Dataset listings of figures:
● ● ● ●

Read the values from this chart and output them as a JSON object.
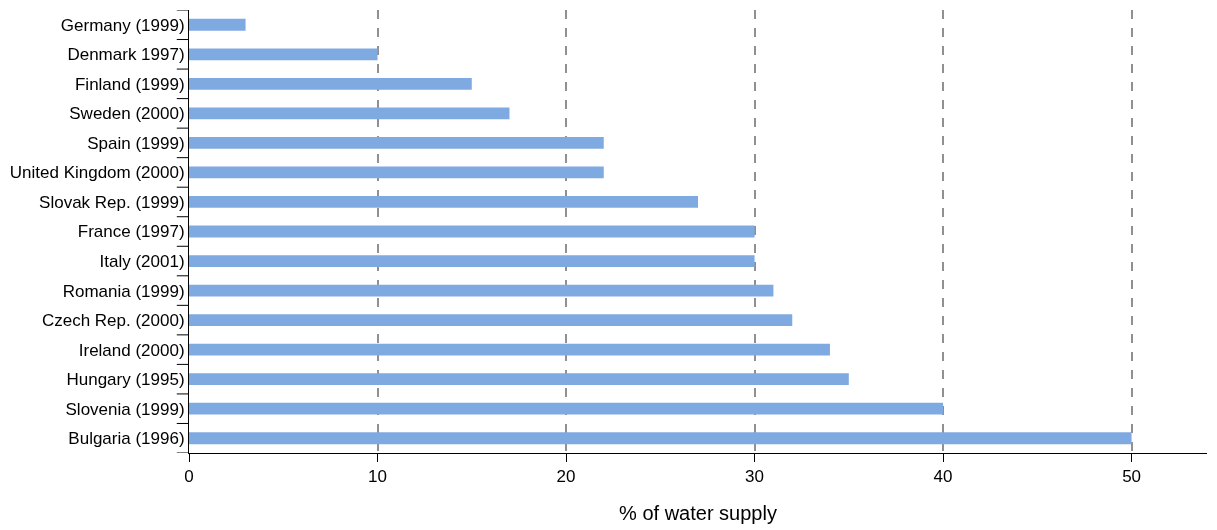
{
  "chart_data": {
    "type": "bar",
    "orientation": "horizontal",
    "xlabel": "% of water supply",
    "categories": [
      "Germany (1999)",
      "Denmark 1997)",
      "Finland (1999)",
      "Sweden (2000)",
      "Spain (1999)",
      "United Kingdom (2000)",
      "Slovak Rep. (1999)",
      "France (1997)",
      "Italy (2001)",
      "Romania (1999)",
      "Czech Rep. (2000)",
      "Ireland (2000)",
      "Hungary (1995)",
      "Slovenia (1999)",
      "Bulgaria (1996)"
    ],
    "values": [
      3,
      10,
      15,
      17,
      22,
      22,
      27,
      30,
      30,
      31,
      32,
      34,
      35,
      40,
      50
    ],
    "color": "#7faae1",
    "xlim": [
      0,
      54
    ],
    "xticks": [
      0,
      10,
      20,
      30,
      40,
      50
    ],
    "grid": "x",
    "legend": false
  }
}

● ● ● ●

* Stated exercise: Leave the pictures out and write out every entry exactly as given.

* The completed task:
Read the values from this chart and output them as a JSON object.
{
  "chart_data": {
    "type": "bar",
    "orientation": "horizontal",
    "xlabel": "% of water supply",
    "categories": [
      "Germany (1999)",
      "Denmark 1997)",
      "Finland (1999)",
      "Sweden (2000)",
      "Spain (1999)",
      "United Kingdom (2000)",
      "Slovak Rep. (1999)",
      "France (1997)",
      "Italy (2001)",
      "Romania (1999)",
      "Czech Rep. (2000)",
      "Ireland (2000)",
      "Hungary (1995)",
      "Slovenia (1999)",
      "Bulgaria (1996)"
    ],
    "values": [
      3,
      10,
      15,
      17,
      22,
      22,
      27,
      30,
      30,
      31,
      32,
      34,
      35,
      40,
      50
    ],
    "color": "#7faae1",
    "xlim": [
      0,
      54
    ],
    "xticks": [
      0,
      10,
      20,
      30,
      40,
      50
    ],
    "grid": "x",
    "legend": false
  }
}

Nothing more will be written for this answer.